[Dataset rows about figures]
# # # # #
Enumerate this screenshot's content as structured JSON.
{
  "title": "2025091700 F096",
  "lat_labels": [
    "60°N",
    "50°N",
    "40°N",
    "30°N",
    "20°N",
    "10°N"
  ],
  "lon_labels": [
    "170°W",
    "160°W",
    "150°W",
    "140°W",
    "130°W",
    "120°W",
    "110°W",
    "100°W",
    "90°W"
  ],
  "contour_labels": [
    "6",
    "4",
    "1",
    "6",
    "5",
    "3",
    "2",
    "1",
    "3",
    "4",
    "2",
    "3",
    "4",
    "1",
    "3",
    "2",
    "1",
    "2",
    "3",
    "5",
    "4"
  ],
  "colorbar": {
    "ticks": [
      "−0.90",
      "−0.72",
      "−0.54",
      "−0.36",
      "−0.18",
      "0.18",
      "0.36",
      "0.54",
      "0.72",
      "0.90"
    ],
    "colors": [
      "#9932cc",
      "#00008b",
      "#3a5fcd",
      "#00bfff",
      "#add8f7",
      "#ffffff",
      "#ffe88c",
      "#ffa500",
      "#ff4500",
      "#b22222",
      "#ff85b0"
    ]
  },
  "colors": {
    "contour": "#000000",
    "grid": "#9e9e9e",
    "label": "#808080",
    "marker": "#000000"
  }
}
# # # # #
**GIVEN EXERCISE:**
Return the listing above word for word.

**ANSWER BELOW:**
Enumerate this screenshot's content as structured JSON.
{
  "title": "2025091700 F096",
  "lat_labels": [
    "60°N",
    "50°N",
    "40°N",
    "30°N",
    "20°N",
    "10°N"
  ],
  "lon_labels": [
    "170°W",
    "160°W",
    "150°W",
    "140°W",
    "130°W",
    "120°W",
    "110°W",
    "100°W",
    "90°W"
  ],
  "contour_labels": [
    "6",
    "4",
    "1",
    "6",
    "5",
    "3",
    "2",
    "1",
    "3",
    "4",
    "2",
    "3",
    "4",
    "1",
    "3",
    "2",
    "1",
    "2",
    "3",
    "5",
    "4"
  ],
  "colorbar": {
    "ticks": [
      "−0.90",
      "−0.72",
      "−0.54",
      "−0.36",
      "−0.18",
      "0.18",
      "0.36",
      "0.54",
      "0.72",
      "0.90"
    ],
    "colors": [
      "#9932cc",
      "#00008b",
      "#3a5fcd",
      "#00bfff",
      "#add8f7",
      "#ffffff",
      "#ffe88c",
      "#ffa500",
      "#ff4500",
      "#b22222",
      "#ff85b0"
    ]
  },
  "colors": {
    "contour": "#000000",
    "grid": "#9e9e9e",
    "label": "#808080",
    "marker": "#000000"
  }
}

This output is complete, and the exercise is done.